*Exercise aim:*
Only the lines holding the string "由题干中的" are needed. Copy each one.

*Data extract:*
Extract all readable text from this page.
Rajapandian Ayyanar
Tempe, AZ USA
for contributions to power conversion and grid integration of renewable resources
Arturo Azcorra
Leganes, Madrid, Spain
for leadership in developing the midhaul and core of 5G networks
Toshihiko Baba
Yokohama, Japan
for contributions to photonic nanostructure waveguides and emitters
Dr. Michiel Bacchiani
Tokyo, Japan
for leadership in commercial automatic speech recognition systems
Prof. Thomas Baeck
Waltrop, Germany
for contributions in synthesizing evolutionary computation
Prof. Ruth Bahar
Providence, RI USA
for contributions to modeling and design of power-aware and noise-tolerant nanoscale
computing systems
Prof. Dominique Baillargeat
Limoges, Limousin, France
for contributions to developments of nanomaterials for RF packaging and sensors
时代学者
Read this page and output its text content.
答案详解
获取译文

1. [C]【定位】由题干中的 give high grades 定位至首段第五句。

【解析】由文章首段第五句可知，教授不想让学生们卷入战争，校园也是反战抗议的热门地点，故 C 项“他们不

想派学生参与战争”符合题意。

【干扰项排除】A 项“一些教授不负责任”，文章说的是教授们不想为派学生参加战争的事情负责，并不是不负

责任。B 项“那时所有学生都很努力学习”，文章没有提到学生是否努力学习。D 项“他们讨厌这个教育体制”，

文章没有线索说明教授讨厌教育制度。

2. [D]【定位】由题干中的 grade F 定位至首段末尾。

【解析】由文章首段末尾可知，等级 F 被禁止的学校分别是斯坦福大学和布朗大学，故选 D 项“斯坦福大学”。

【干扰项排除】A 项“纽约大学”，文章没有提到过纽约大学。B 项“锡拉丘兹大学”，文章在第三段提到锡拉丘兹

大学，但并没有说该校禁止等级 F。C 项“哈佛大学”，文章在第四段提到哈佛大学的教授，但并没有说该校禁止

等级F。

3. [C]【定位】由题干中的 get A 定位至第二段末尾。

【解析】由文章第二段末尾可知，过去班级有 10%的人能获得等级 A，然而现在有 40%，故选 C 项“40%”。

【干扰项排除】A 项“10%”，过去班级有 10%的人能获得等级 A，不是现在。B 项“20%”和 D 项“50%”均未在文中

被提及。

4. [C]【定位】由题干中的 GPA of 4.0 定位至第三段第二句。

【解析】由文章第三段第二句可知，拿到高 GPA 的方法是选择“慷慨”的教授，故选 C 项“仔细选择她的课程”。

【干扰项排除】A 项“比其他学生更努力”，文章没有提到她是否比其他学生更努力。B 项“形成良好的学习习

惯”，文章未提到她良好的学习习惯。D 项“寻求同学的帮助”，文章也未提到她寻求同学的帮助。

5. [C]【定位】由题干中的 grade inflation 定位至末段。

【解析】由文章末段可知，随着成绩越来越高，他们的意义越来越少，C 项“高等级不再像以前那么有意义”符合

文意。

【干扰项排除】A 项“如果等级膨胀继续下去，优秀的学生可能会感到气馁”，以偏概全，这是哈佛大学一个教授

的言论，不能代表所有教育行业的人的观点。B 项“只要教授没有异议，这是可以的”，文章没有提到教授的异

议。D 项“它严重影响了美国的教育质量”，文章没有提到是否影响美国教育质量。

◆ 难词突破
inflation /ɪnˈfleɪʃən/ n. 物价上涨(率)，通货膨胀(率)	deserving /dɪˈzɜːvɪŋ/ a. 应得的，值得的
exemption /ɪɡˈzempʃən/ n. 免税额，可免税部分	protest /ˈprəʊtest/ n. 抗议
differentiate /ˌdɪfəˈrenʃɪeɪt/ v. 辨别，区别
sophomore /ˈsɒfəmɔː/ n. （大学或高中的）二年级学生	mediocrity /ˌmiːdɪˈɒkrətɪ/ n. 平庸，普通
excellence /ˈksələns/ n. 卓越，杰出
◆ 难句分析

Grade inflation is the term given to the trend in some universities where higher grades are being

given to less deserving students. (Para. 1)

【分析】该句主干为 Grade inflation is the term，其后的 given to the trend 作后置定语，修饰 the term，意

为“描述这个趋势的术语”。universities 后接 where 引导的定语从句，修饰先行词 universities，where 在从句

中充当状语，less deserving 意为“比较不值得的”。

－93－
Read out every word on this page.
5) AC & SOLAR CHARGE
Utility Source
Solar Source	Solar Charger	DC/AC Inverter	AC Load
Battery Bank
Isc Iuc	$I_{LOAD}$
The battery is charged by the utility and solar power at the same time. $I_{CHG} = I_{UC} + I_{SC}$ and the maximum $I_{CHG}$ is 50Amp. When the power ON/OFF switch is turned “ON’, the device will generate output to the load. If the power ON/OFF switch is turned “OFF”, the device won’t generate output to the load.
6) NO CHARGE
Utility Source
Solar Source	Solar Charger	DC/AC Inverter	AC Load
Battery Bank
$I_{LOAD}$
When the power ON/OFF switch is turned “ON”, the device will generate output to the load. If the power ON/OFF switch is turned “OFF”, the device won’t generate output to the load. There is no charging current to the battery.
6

*Answer to the problem:*
1. [C]【定位】由题干中的 give high grades 定位至首段第五句。
2. [D]【定位】由题干中的 grade F 定位至首段末尾。
3. [C]【定位】由题干中的 get A 定位至第二段末尾。
4. [C]【定位】由题干中的 GPA of 4.0 定位至第三段第二句。
5. [C]【定位】由题干中的 grade inflation 定位至末段。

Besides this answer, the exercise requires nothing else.